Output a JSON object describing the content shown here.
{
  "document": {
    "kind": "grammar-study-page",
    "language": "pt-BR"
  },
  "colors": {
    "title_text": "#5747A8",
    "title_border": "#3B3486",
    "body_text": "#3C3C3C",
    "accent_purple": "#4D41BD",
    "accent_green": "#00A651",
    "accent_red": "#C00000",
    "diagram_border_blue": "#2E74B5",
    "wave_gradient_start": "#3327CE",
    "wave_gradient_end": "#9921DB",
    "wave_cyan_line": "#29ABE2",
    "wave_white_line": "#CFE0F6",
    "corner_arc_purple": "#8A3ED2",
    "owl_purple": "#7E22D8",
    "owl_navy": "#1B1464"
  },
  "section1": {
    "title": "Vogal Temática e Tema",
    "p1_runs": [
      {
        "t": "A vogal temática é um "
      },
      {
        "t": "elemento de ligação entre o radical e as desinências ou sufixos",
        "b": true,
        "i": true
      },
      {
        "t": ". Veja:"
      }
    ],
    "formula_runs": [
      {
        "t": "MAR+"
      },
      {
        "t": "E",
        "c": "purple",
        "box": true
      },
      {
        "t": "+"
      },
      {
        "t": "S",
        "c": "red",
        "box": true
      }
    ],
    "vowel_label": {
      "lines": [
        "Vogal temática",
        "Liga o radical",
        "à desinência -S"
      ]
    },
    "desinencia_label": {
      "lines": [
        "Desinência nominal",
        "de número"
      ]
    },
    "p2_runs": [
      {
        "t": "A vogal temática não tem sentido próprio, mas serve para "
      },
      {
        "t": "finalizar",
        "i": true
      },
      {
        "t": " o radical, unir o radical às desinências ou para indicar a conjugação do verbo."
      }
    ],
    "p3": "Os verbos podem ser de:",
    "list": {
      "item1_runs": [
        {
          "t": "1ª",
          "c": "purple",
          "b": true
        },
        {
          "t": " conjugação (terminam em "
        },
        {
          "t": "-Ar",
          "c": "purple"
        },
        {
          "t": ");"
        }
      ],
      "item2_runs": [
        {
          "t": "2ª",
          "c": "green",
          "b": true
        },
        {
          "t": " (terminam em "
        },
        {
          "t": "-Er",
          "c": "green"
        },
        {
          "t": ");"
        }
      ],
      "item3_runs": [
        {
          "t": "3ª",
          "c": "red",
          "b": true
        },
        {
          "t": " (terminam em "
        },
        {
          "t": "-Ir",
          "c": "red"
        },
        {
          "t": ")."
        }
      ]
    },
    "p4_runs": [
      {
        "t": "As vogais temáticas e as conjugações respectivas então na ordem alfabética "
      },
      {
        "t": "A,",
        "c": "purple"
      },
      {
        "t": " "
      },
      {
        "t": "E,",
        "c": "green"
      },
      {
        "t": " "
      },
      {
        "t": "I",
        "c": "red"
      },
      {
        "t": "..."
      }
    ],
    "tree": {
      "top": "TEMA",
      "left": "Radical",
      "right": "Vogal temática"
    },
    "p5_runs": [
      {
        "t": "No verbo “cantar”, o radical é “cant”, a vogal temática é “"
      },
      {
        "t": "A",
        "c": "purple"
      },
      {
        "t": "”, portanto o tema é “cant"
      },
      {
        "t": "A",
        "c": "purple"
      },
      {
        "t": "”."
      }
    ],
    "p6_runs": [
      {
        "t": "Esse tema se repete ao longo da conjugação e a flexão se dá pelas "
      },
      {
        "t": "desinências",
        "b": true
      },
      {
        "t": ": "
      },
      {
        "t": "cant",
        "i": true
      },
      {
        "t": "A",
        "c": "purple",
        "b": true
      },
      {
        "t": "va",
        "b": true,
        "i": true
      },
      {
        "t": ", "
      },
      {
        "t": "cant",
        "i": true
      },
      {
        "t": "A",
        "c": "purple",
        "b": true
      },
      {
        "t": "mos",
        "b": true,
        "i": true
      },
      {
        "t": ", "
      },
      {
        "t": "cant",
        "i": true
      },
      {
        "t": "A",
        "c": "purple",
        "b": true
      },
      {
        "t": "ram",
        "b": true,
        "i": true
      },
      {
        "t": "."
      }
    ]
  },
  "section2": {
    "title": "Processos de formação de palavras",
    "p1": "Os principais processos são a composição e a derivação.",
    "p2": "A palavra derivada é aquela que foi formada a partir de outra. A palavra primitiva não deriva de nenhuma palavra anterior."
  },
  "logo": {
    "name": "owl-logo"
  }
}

________

◆ PROBLEM STATEMENT ◆
Reproduce the entries above in full by retyping them exactly.

◆ TASK RESPONSE ◆
Output a JSON object describing the content shown here.
{
  "document": {
    "kind": "grammar-study-page",
    "language": "pt-BR"
  },
  "colors": {
    "title_text": "#5747A8",
    "title_border": "#3B3486",
    "body_text": "#3C3C3C",
    "accent_purple": "#4D41BD",
    "accent_green": "#00A651",
    "accent_red": "#C00000",
    "diagram_border_blue": "#2E74B5",
    "wave_gradient_start": "#3327CE",
    "wave_gradient_end": "#9921DB",
    "wave_cyan_line": "#29ABE2",
    "wave_white_line": "#CFE0F6",
    "corner_arc_purple": "#8A3ED2",
    "owl_purple": "#7E22D8",
    "owl_navy": "#1B1464"
  },
  "section1": {
    "title": "Vogal Temática e Tema",
    "p1_runs": [
      {
        "t": "A vogal temática é um "
      },
      {
        "t": "elemento de ligação entre o radical e as desinências ou sufixos",
        "b": true,
        "i": true
      },
      {
        "t": ". Veja:"
      }
    ],
    "formula_runs": [
      {
        "t": "MAR+"
      },
      {
        "t": "E",
        "c": "purple",
        "box": true
      },
      {
        "t": "+"
      },
      {
        "t": "S",
        "c": "red",
        "box": true
      }
    ],
    "vowel_label": {
      "lines": [
        "Vogal temática",
        "Liga o radical",
        "à desinência -S"
      ]
    },
    "desinencia_label": {
      "lines": [
        "Desinência nominal",
        "de número"
      ]
    },
    "p2_runs": [
      {
        "t": "A vogal temática não tem sentido próprio, mas serve para "
      },
      {
        "t": "finalizar",
        "i": true
      },
      {
        "t": " o radical, unir o radical às desinências ou para indicar a conjugação do verbo."
      }
    ],
    "p3": "Os verbos podem ser de:",
    "list": {
      "item1_runs": [
        {
          "t": "1ª",
          "c": "purple",
          "b": true
        },
        {
          "t": " conjugação (terminam em "
        },
        {
          "t": "-Ar",
          "c": "purple"
        },
        {
          "t": ");"
        }
      ],
      "item2_runs": [
        {
          "t": "2ª",
          "c": "green",
          "b": true
        },
        {
          "t": " (terminam em "
        },
        {
          "t": "-Er",
          "c": "green"
        },
        {
          "t": ");"
        }
      ],
      "item3_runs": [
        {
          "t": "3ª",
          "c": "red",
          "b": true
        },
        {
          "t": " (terminam em "
        },
        {
          "t": "-Ir",
          "c": "red"
        },
        {
          "t": ")."
        }
      ]
    },
    "p4_runs": [
      {
        "t": "As vogais temáticas e as conjugações respectivas então na ordem alfabética "
      },
      {
        "t": "A,",
        "c": "purple"
      },
      {
        "t": " "
      },
      {
        "t": "E,",
        "c": "green"
      },
      {
        "t": " "
      },
      {
        "t": "I",
        "c": "red"
      },
      {
        "t": "..."
      }
    ],
    "tree": {
      "top": "TEMA",
      "left": "Radical",
      "right": "Vogal temática"
    },
    "p5_runs": [
      {
        "t": "No verbo “cantar”, o radical é “cant”, a vogal temática é “"
      },
      {
        "t": "A",
        "c": "purple"
      },
      {
        "t": "”, portanto o tema é “cant"
      },
      {
        "t": "A",
        "c": "purple"
      },
      {
        "t": "”."
      }
    ],
    "p6_runs": [
      {
        "t": "Esse tema se repete ao longo da conjugação e a flexão se dá pelas "
      },
      {
        "t": "desinências",
        "b": true
      },
      {
        "t": ": "
      },
      {
        "t": "cant",
        "i": true
      },
      {
        "t": "A",
        "c": "purple",
        "b": true
      },
      {
        "t": "va",
        "b": true,
        "i": true
      },
      {
        "t": ", "
      },
      {
        "t": "cant",
        "i": true
      },
      {
        "t": "A",
        "c": "purple",
        "b": true
      },
      {
        "t": "mos",
        "b": true,
        "i": true
      },
      {
        "t": ", "
      },
      {
        "t": "cant",
        "i": true
      },
      {
        "t": "A",
        "c": "purple",
        "b": true
      },
      {
        "t": "ram",
        "b": true,
        "i": true
      },
      {
        "t": "."
      }
    ]
  },
  "section2": {
    "title": "Processos de formação de palavras",
    "p1": "Os principais processos são a composição e a derivação.",
    "p2": "A palavra derivada é aquela que foi formada a partir de outra. A palavra primitiva não deriva de nenhuma palavra anterior."
  },
  "logo": {
    "name": "owl-logo"
  }
}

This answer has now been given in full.